──────── Dataset content ────────

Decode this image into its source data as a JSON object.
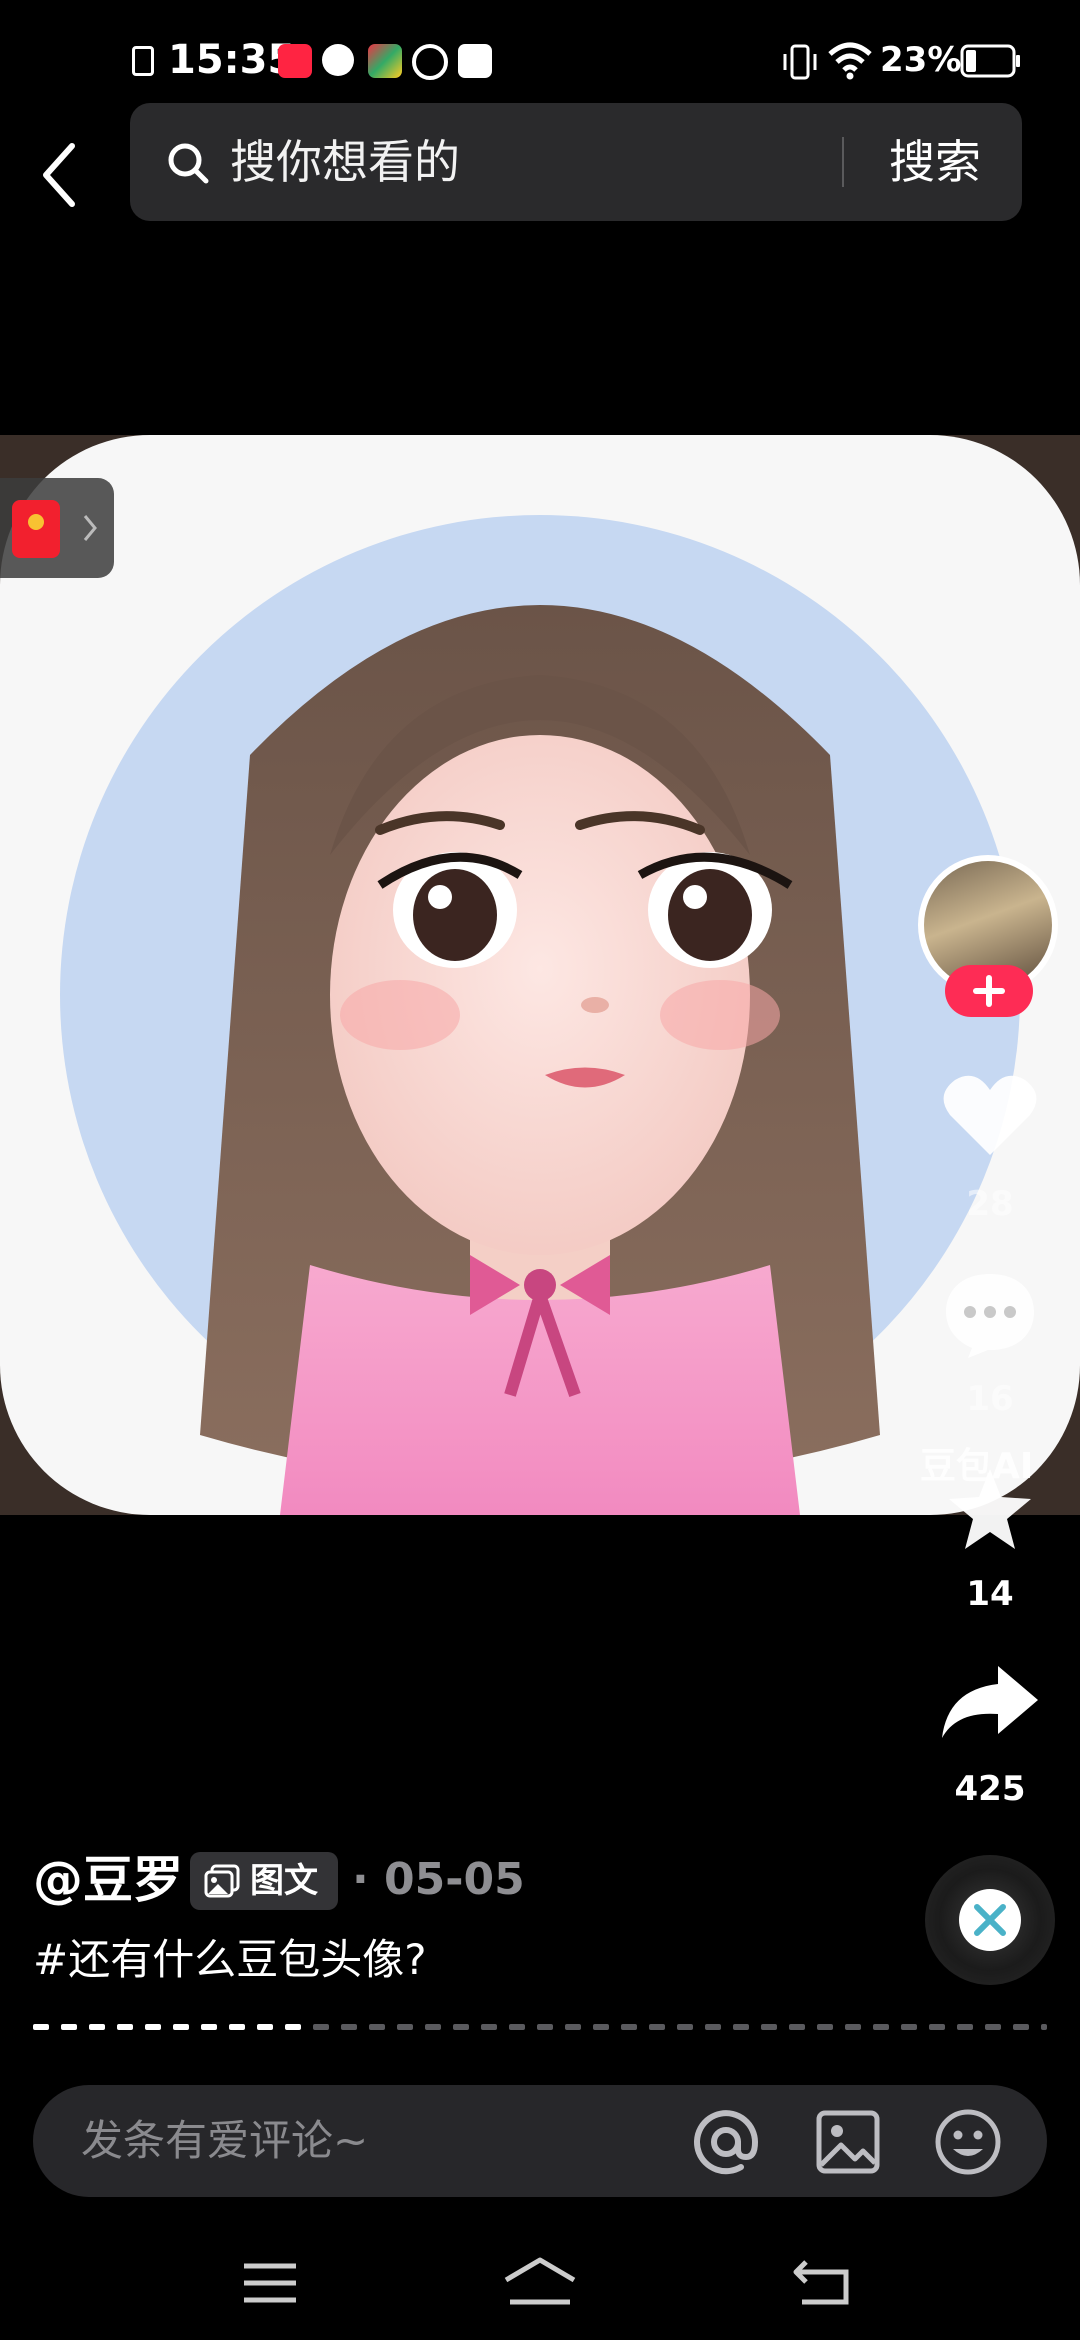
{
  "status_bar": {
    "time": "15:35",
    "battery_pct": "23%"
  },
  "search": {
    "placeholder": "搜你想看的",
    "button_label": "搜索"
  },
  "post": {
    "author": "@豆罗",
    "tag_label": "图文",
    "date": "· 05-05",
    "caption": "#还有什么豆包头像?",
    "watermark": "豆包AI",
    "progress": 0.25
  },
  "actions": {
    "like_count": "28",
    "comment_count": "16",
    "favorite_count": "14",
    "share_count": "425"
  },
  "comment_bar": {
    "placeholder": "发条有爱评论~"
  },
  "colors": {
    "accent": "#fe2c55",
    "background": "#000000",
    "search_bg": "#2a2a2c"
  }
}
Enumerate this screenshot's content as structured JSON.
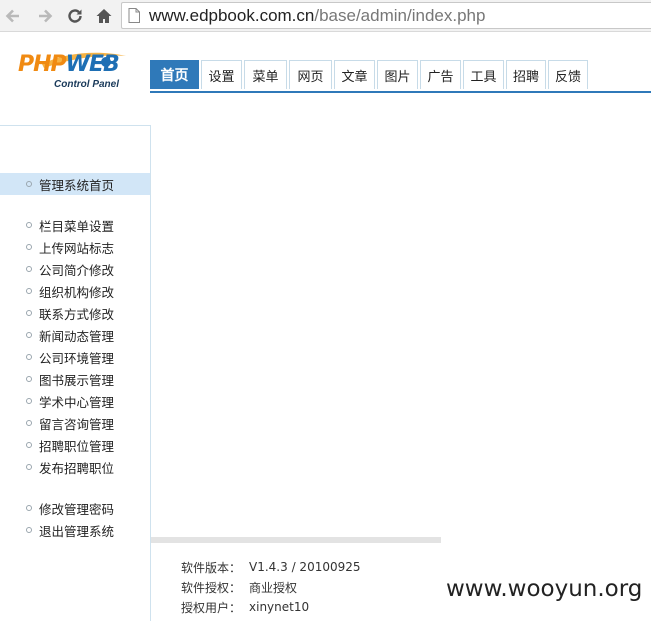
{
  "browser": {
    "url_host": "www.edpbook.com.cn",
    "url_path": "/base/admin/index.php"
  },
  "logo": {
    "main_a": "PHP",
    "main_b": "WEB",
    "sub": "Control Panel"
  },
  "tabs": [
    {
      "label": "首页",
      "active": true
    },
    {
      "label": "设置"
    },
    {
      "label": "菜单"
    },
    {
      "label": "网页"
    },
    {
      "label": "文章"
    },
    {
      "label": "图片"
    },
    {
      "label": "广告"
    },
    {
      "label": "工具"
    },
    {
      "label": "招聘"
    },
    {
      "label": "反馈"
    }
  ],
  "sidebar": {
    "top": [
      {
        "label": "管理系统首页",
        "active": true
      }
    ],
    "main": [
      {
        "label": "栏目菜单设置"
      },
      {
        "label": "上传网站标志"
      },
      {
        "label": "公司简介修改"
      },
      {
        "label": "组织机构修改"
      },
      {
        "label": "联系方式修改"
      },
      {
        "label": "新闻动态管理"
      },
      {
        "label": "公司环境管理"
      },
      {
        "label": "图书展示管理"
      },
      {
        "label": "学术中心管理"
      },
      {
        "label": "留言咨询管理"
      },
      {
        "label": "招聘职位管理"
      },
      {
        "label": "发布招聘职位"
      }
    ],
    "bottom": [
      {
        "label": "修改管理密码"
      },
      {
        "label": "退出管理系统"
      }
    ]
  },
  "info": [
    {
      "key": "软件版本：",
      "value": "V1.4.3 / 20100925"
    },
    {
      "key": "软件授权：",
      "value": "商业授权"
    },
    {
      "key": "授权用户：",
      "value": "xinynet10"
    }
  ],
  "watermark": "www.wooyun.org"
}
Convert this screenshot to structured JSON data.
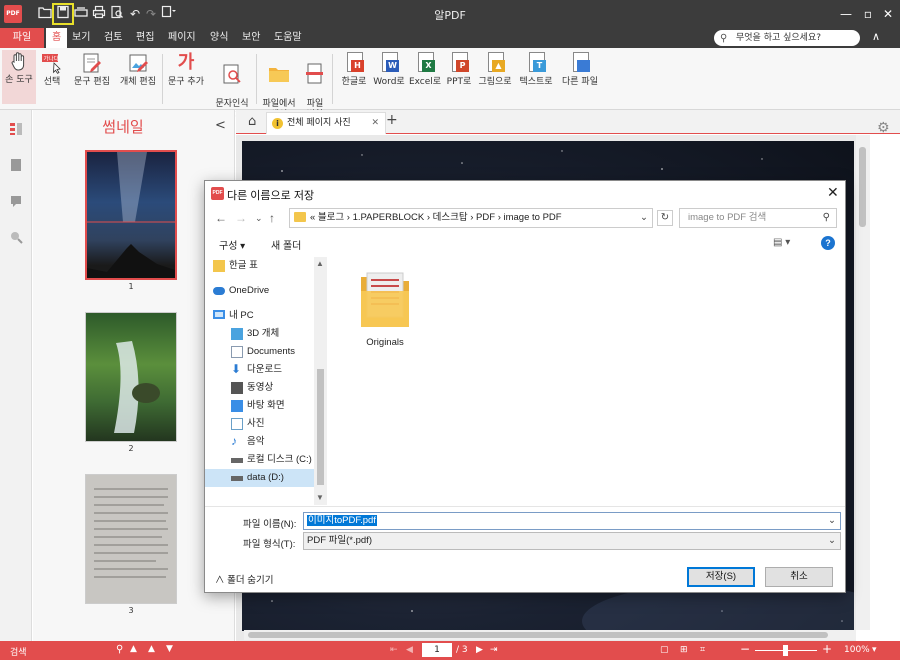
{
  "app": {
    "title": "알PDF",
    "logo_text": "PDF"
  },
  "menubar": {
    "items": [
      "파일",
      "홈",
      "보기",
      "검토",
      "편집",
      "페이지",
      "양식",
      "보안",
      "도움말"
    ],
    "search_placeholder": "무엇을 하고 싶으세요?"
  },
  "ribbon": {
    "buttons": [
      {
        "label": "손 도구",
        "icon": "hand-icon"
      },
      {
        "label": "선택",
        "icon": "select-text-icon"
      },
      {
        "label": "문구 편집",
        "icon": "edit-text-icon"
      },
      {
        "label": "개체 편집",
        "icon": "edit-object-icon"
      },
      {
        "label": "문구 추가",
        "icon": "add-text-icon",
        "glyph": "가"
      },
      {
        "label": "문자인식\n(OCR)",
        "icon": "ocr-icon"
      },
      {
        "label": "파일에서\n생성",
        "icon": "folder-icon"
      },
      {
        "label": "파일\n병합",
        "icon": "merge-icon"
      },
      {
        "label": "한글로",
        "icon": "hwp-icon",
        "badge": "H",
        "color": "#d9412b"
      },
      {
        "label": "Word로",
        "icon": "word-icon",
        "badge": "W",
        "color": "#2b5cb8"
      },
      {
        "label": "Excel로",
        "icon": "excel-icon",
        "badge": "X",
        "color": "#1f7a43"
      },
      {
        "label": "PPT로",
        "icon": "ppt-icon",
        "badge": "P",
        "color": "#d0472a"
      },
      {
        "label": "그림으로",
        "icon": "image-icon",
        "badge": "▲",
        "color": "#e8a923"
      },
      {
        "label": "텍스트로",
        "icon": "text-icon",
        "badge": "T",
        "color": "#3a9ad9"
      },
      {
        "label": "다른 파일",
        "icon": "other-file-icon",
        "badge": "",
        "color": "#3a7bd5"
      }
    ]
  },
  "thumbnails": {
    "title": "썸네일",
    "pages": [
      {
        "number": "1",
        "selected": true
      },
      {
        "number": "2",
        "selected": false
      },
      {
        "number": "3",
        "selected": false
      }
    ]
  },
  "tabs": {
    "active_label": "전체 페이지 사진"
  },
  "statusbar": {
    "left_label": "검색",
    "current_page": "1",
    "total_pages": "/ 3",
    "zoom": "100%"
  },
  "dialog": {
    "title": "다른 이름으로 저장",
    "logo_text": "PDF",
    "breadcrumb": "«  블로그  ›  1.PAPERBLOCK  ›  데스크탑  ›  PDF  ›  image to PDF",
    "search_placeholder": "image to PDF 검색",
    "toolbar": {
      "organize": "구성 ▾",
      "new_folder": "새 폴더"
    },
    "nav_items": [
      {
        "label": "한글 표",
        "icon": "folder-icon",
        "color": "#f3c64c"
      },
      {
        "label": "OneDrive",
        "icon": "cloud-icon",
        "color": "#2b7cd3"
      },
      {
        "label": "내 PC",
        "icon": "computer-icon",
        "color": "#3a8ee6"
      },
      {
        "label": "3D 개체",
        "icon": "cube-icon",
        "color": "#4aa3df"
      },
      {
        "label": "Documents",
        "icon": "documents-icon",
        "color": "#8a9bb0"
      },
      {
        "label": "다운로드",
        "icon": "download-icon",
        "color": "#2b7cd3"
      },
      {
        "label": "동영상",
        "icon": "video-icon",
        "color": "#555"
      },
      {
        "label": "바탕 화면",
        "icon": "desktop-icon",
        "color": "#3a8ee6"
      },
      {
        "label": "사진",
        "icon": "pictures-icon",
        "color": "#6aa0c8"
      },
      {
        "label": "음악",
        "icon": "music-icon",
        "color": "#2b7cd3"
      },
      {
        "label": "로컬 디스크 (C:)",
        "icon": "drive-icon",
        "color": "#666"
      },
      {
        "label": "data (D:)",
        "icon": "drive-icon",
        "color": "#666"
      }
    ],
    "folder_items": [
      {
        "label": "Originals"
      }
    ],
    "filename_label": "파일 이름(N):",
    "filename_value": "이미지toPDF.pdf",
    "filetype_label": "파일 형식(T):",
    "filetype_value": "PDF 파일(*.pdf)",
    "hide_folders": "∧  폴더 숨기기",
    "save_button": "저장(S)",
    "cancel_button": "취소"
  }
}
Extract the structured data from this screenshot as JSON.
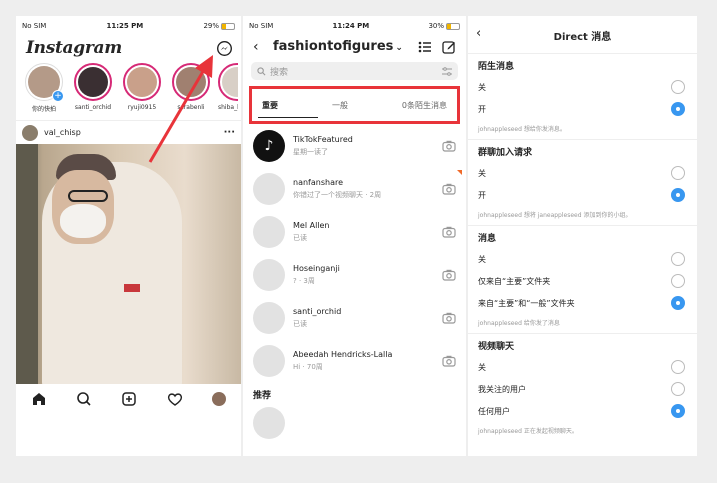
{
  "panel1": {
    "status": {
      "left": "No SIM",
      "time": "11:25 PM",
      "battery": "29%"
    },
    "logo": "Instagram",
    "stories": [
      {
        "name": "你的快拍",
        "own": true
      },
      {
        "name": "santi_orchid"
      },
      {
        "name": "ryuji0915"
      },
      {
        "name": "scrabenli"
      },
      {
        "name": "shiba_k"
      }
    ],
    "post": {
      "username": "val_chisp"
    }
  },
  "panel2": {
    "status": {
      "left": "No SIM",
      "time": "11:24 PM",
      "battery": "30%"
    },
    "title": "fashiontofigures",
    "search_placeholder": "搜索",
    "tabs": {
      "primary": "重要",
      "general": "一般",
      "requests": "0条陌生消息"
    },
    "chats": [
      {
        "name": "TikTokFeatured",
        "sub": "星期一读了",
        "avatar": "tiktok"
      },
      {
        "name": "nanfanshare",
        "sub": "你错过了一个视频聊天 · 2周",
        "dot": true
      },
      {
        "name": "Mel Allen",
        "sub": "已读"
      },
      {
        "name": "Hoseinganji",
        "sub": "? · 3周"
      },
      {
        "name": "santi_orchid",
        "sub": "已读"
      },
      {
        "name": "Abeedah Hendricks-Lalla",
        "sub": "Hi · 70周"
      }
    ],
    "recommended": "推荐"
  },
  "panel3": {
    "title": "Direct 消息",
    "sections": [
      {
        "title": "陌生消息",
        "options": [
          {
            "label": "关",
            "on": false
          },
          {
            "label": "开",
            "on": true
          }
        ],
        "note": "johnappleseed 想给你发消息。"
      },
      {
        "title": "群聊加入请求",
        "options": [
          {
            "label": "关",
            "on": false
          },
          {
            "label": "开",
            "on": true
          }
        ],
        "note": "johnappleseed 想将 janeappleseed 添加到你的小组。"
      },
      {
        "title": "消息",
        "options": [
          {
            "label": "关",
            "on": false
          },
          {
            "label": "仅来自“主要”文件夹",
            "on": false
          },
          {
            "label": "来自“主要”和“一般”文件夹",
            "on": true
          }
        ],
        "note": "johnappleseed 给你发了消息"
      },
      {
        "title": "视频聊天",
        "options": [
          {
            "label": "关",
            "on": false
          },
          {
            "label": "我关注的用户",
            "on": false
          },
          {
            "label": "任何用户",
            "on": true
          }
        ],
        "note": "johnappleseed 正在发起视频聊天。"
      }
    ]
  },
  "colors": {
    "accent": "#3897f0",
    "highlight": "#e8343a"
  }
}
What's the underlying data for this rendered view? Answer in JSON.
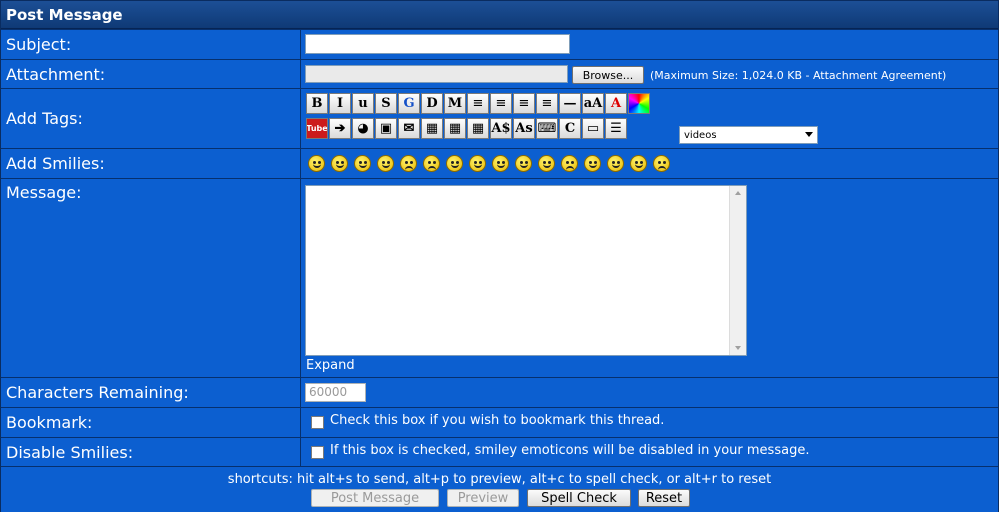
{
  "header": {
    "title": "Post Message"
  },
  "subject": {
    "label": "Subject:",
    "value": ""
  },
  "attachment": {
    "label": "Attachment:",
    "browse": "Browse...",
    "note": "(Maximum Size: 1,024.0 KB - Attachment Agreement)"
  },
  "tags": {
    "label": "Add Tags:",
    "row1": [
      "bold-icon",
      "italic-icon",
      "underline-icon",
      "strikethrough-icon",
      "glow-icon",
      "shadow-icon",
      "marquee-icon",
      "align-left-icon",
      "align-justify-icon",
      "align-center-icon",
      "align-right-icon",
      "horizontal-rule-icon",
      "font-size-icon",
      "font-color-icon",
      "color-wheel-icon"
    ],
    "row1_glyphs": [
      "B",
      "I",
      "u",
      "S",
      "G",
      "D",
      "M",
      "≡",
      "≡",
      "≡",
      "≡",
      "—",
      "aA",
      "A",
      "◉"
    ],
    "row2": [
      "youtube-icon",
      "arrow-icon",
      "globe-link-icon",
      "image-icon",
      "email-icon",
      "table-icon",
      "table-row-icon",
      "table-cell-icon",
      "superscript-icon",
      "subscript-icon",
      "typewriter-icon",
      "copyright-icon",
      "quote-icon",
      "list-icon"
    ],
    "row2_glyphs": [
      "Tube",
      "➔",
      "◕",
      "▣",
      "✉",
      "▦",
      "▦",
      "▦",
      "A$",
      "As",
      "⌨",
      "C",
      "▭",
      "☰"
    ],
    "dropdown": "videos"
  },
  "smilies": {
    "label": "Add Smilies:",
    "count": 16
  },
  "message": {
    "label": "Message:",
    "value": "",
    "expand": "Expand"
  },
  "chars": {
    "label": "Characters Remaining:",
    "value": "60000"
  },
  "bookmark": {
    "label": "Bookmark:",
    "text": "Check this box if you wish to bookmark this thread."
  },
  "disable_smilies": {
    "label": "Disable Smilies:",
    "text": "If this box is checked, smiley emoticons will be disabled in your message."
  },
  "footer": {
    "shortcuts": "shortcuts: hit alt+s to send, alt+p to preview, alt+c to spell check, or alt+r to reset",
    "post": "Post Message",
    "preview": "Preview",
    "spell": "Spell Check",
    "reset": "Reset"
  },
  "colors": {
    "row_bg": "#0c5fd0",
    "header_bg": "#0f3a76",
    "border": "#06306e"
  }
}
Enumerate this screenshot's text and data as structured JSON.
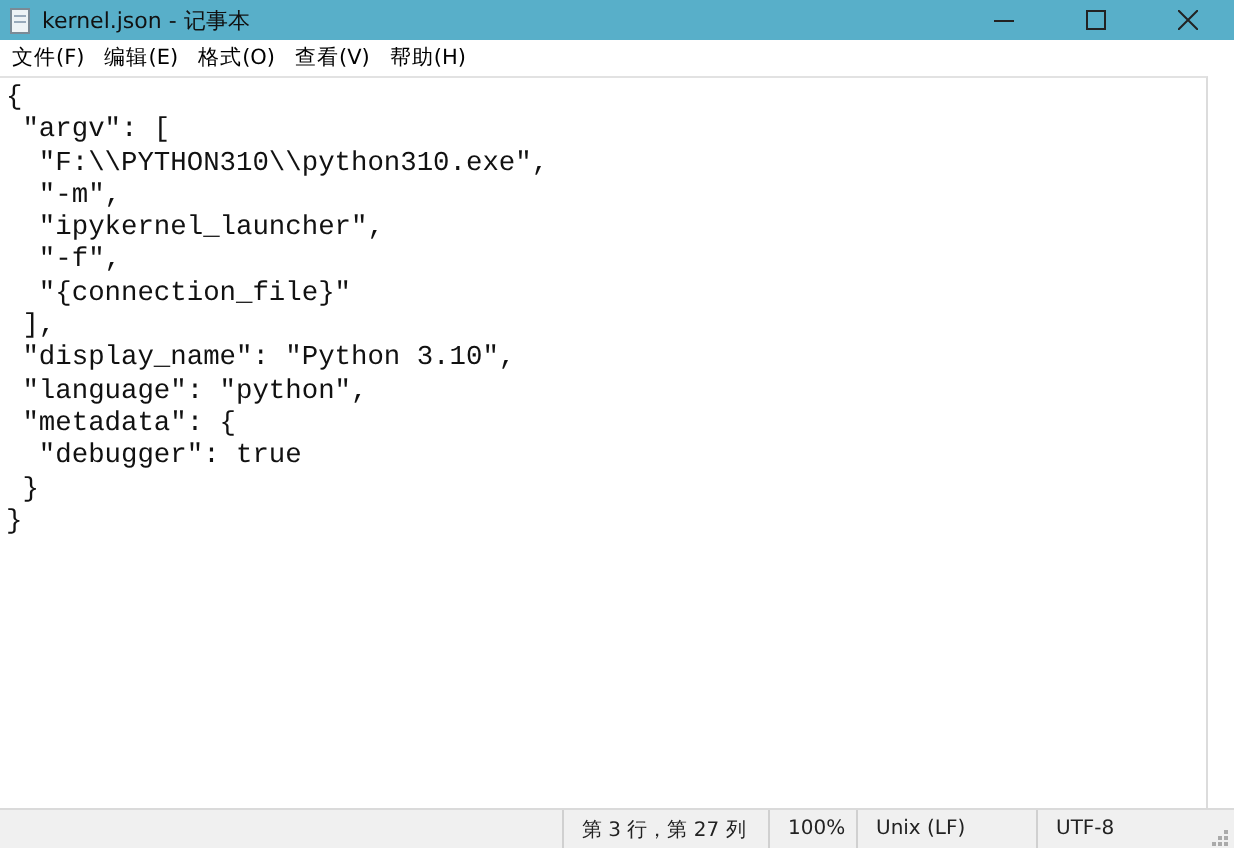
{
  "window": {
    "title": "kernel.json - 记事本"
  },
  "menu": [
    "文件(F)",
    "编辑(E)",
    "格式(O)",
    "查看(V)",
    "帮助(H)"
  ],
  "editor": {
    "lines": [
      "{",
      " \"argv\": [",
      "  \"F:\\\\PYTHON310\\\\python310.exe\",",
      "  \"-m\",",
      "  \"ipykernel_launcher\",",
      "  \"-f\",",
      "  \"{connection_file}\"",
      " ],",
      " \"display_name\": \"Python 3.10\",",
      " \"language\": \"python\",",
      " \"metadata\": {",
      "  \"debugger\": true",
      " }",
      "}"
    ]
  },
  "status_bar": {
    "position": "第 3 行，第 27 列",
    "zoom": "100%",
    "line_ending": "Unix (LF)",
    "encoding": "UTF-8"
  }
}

────────

# Work instructions
Each line that has the word "johnappleseed" should be copied.

# Correct response
        "note": "johnappleseed 想给你发消息。"
        "note": "johnappleseed 想将 janeappleseed 添加到你的小组。"
        "note": "johnappleseed 给你发了消息"
        "note": "johnappleseed 正在发起视频聊天。"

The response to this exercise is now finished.